Every record must be written out once more, with nothing added or omitted.

+++

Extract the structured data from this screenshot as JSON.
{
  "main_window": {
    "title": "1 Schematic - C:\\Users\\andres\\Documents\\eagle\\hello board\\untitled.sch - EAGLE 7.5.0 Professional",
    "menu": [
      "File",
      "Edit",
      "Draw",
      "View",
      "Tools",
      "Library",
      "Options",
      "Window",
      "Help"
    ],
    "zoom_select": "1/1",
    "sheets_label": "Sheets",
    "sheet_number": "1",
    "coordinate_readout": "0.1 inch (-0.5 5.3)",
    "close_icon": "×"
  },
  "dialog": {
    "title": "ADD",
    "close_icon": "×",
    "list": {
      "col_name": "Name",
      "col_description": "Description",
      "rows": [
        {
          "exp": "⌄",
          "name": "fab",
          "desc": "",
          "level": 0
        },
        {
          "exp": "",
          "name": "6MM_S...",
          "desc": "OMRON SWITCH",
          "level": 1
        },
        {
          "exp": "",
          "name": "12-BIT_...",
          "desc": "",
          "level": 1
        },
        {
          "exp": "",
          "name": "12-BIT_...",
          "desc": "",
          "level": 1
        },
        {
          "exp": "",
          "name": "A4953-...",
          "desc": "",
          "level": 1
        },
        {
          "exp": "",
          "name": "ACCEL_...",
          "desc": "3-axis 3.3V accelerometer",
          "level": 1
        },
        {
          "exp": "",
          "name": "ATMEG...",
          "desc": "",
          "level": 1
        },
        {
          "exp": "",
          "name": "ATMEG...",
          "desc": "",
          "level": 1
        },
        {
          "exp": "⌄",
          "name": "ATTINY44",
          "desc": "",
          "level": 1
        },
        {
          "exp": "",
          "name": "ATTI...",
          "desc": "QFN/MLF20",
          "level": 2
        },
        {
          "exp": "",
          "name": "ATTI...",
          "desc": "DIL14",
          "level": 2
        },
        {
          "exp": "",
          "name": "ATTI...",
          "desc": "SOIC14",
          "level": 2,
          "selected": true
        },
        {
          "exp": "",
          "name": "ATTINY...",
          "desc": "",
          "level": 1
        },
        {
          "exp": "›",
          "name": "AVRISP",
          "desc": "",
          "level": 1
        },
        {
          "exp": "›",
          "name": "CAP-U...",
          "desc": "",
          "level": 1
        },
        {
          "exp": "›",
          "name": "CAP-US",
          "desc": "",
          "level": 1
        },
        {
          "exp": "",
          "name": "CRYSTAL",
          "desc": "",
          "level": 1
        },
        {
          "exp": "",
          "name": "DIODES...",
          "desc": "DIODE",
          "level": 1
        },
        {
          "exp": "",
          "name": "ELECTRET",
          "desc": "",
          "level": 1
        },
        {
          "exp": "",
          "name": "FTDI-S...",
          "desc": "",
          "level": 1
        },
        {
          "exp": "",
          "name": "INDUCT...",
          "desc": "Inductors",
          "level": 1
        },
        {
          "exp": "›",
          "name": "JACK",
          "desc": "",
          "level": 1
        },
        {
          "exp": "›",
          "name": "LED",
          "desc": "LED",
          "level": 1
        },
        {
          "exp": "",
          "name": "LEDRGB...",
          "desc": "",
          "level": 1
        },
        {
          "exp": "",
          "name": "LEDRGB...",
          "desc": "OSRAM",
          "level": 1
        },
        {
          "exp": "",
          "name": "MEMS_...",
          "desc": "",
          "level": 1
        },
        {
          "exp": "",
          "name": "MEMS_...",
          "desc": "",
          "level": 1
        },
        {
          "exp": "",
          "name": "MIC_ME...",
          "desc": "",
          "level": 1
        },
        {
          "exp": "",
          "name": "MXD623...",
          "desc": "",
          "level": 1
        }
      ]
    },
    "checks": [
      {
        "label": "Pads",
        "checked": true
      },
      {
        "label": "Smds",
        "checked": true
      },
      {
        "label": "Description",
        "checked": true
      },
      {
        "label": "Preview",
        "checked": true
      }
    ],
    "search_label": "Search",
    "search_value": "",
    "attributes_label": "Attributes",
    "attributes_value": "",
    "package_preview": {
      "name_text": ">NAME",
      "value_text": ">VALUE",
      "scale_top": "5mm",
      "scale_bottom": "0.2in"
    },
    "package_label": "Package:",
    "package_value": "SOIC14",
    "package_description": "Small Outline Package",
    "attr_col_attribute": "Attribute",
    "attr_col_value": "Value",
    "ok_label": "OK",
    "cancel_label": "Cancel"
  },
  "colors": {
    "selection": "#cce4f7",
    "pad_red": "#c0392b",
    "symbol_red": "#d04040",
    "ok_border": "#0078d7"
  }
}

+++

# EXERCISE OUTPUT:
Extract the structured data from this screenshot as JSON.
{
  "main_window": {
    "title": "1 Schematic - C:\\Users\\andres\\Documents\\eagle\\hello board\\untitled.sch - EAGLE 7.5.0 Professional",
    "menu": [
      "File",
      "Edit",
      "Draw",
      "View",
      "Tools",
      "Library",
      "Options",
      "Window",
      "Help"
    ],
    "zoom_select": "1/1",
    "sheets_label": "Sheets",
    "sheet_number": "1",
    "coordinate_readout": "0.1 inch (-0.5 5.3)",
    "close_icon": "×"
  },
  "dialog": {
    "title": "ADD",
    "close_icon": "×",
    "list": {
      "col_name": "Name",
      "col_description": "Description",
      "rows": [
        {
          "exp": "⌄",
          "name": "fab",
          "desc": "",
          "level": 0
        },
        {
          "exp": "",
          "name": "6MM_S...",
          "desc": "OMRON SWITCH",
          "level": 1
        },
        {
          "exp": "",
          "name": "12-BIT_...",
          "desc": "",
          "level": 1
        },
        {
          "exp": "",
          "name": "12-BIT_...",
          "desc": "",
          "level": 1
        },
        {
          "exp": "",
          "name": "A4953-...",
          "desc": "",
          "level": 1
        },
        {
          "exp": "",
          "name": "ACCEL_...",
          "desc": "3-axis 3.3V accelerometer",
          "level": 1
        },
        {
          "exp": "",
          "name": "ATMEG...",
          "desc": "",
          "level": 1
        },
        {
          "exp": "",
          "name": "ATMEG...",
          "desc": "",
          "level": 1
        },
        {
          "exp": "⌄",
          "name": "ATTINY44",
          "desc": "",
          "level": 1
        },
        {
          "exp": "",
          "name": "ATTI...",
          "desc": "QFN/MLF20",
          "level": 2
        },
        {
          "exp": "",
          "name": "ATTI...",
          "desc": "DIL14",
          "level": 2
        },
        {
          "exp": "",
          "name": "ATTI...",
          "desc": "SOIC14",
          "level": 2,
          "selected": true
        },
        {
          "exp": "",
          "name": "ATTINY...",
          "desc": "",
          "level": 1
        },
        {
          "exp": "›",
          "name": "AVRISP",
          "desc": "",
          "level": 1
        },
        {
          "exp": "›",
          "name": "CAP-U...",
          "desc": "",
          "level": 1
        },
        {
          "exp": "›",
          "name": "CAP-US",
          "desc": "",
          "level": 1
        },
        {
          "exp": "",
          "name": "CRYSTAL",
          "desc": "",
          "level": 1
        },
        {
          "exp": "",
          "name": "DIODES...",
          "desc": "DIODE",
          "level": 1
        },
        {
          "exp": "",
          "name": "ELECTRET",
          "desc": "",
          "level": 1
        },
        {
          "exp": "",
          "name": "FTDI-S...",
          "desc": "",
          "level": 1
        },
        {
          "exp": "",
          "name": "INDUCT...",
          "desc": "Inductors",
          "level": 1
        },
        {
          "exp": "›",
          "name": "JACK",
          "desc": "",
          "level": 1
        },
        {
          "exp": "›",
          "name": "LED",
          "desc": "LED",
          "level": 1
        },
        {
          "exp": "",
          "name": "LEDRGB...",
          "desc": "",
          "level": 1
        },
        {
          "exp": "",
          "name": "LEDRGB...",
          "desc": "OSRAM",
          "level": 1
        },
        {
          "exp": "",
          "name": "MEMS_...",
          "desc": "",
          "level": 1
        },
        {
          "exp": "",
          "name": "MEMS_...",
          "desc": "",
          "level": 1
        },
        {
          "exp": "",
          "name": "MIC_ME...",
          "desc": "",
          "level": 1
        },
        {
          "exp": "",
          "name": "MXD623...",
          "desc": "",
          "level": 1
        }
      ]
    },
    "checks": [
      {
        "label": "Pads",
        "checked": true
      },
      {
        "label": "Smds",
        "checked": true
      },
      {
        "label": "Description",
        "checked": true
      },
      {
        "label": "Preview",
        "checked": true
      }
    ],
    "search_label": "Search",
    "search_value": "",
    "attributes_label": "Attributes",
    "attributes_value": "",
    "package_preview": {
      "name_text": ">NAME",
      "value_text": ">VALUE",
      "scale_top": "5mm",
      "scale_bottom": "0.2in"
    },
    "package_label": "Package:",
    "package_value": "SOIC14",
    "package_description": "Small Outline Package",
    "attr_col_attribute": "Attribute",
    "attr_col_value": "Value",
    "ok_label": "OK",
    "cancel_label": "Cancel"
  },
  "colors": {
    "selection": "#cce4f7",
    "pad_red": "#c0392b",
    "symbol_red": "#d04040",
    "ok_border": "#0078d7"
  }
}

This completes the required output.